Given instruction: Lines containing the word "object" are to be counted; state their number and nothing further.

Source records:
#####

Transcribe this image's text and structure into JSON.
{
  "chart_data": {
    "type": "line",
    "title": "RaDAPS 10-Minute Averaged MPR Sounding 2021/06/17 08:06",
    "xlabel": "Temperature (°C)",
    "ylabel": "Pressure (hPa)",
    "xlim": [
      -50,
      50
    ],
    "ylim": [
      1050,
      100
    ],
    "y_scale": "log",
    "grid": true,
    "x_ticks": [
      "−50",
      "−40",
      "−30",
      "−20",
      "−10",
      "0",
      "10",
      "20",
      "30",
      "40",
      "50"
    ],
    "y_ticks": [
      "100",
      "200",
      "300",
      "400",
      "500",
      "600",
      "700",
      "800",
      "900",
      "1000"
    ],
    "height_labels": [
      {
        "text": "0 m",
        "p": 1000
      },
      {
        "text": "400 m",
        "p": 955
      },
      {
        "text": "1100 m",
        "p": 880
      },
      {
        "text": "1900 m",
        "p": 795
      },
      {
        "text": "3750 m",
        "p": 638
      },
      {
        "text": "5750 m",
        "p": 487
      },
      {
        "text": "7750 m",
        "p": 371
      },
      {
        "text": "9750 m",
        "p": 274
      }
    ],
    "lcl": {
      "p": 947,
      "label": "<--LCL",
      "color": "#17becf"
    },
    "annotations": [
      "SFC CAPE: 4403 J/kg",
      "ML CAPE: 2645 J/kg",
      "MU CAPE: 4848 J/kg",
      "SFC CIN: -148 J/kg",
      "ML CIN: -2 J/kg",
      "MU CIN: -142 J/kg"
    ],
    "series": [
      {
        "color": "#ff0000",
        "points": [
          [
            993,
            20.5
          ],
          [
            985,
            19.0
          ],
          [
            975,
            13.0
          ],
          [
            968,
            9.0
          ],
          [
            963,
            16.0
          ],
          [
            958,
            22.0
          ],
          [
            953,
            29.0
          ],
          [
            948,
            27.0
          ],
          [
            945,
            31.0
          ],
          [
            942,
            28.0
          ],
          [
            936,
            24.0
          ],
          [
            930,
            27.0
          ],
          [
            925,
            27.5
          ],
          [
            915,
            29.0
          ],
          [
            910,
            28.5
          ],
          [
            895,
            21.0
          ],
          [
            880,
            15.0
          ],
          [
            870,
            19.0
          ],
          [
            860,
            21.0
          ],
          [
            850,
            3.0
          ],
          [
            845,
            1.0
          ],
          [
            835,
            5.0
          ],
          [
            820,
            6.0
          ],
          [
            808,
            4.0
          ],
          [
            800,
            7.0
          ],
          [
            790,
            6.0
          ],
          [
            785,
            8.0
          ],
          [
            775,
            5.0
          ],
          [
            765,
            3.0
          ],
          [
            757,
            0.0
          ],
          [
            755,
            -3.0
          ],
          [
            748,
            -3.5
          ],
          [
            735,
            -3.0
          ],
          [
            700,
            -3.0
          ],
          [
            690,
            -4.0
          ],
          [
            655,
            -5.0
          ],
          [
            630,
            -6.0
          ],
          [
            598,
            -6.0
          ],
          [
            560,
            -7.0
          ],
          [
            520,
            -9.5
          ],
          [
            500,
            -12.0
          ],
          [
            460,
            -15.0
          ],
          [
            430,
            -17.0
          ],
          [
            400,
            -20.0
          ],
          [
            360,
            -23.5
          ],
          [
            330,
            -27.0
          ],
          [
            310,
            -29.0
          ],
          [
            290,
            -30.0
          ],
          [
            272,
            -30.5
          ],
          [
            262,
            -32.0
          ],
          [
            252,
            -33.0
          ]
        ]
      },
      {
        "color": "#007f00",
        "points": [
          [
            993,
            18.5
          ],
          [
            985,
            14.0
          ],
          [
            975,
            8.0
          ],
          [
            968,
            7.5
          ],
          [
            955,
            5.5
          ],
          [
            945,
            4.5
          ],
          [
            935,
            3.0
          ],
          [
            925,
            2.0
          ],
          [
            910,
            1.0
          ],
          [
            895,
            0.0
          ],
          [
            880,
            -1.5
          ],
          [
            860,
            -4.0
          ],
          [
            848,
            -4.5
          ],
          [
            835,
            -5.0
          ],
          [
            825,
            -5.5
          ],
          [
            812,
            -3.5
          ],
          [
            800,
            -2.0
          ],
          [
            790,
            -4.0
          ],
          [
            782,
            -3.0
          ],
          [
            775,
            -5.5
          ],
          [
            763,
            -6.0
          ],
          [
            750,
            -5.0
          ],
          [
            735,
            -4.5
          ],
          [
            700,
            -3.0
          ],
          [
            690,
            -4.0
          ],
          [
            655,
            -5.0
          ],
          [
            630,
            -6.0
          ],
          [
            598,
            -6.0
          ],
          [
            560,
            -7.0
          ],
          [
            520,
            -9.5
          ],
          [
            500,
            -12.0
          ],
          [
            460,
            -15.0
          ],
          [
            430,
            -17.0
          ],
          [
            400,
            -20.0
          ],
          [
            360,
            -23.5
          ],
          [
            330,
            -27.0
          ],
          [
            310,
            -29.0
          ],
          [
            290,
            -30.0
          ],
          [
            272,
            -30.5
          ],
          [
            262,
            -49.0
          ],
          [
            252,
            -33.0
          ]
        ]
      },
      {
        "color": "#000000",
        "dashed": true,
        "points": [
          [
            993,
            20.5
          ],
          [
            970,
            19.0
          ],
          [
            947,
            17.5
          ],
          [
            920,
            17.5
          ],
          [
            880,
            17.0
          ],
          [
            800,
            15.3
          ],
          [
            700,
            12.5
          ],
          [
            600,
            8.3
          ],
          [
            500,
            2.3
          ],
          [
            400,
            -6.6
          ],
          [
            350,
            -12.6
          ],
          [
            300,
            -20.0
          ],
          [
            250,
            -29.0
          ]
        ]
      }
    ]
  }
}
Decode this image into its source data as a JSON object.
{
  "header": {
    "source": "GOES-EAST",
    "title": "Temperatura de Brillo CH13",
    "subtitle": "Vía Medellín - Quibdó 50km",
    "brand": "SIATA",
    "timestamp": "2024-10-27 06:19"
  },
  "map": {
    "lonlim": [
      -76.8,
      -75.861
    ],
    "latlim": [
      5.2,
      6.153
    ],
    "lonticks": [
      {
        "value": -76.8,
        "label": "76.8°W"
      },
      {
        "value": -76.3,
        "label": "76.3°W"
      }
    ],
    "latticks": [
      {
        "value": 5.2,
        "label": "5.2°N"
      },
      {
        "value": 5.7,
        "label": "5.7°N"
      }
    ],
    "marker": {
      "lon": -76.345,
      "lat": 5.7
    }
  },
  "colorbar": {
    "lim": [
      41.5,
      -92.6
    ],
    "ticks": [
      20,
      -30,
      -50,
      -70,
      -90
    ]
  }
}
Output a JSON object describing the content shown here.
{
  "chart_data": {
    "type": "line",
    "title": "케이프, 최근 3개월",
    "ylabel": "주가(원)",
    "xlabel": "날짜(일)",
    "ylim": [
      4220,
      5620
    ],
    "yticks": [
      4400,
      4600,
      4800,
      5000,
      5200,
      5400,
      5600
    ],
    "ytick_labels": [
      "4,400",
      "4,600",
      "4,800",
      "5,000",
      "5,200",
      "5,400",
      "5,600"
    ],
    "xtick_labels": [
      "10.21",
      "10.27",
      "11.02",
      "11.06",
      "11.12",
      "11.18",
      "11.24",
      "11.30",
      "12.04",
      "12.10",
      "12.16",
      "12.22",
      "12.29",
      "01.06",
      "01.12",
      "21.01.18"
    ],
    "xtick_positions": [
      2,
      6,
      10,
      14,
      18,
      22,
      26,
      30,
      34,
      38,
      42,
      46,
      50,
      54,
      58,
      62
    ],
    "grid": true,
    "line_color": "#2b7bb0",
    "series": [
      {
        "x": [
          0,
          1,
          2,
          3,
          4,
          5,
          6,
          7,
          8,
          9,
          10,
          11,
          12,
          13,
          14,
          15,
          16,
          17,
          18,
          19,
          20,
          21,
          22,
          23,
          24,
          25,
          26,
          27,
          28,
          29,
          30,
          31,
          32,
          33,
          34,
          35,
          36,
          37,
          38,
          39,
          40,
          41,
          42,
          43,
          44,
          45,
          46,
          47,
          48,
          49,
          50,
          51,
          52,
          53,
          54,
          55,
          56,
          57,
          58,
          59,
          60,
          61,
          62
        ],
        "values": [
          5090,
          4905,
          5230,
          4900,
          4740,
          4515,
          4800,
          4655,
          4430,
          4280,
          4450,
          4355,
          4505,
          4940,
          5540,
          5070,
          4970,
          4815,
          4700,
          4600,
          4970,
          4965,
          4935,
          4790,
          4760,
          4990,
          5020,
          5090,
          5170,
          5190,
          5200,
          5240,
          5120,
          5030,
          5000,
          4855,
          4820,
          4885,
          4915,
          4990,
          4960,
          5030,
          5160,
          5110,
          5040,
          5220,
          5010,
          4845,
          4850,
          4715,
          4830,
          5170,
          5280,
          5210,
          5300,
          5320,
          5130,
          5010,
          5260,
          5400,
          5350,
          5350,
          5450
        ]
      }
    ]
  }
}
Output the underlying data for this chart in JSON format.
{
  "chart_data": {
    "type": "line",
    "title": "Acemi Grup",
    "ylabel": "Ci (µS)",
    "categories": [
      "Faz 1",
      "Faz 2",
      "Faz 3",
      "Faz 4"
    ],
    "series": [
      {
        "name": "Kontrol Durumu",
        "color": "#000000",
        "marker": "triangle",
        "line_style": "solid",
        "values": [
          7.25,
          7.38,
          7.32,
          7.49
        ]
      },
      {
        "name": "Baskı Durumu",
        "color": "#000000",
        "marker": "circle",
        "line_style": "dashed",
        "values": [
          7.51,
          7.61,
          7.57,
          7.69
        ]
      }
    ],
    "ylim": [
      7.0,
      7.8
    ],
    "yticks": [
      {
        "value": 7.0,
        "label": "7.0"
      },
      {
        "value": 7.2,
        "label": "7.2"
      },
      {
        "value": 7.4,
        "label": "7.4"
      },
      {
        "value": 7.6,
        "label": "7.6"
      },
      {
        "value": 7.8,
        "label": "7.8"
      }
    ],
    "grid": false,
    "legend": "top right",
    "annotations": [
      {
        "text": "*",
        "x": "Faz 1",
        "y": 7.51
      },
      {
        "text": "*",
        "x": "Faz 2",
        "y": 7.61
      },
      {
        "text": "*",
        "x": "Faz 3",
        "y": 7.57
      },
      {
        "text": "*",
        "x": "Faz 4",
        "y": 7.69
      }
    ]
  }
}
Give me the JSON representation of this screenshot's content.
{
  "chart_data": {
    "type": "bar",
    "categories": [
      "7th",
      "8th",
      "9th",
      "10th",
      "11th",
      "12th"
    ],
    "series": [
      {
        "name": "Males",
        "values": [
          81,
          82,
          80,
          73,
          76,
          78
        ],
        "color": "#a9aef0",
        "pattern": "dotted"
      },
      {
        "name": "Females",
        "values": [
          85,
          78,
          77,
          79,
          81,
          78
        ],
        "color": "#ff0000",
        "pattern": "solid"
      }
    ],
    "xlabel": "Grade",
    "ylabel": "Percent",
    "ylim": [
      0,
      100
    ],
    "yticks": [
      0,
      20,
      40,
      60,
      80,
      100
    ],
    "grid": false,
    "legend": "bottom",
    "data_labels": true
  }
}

#####

The completed task: 2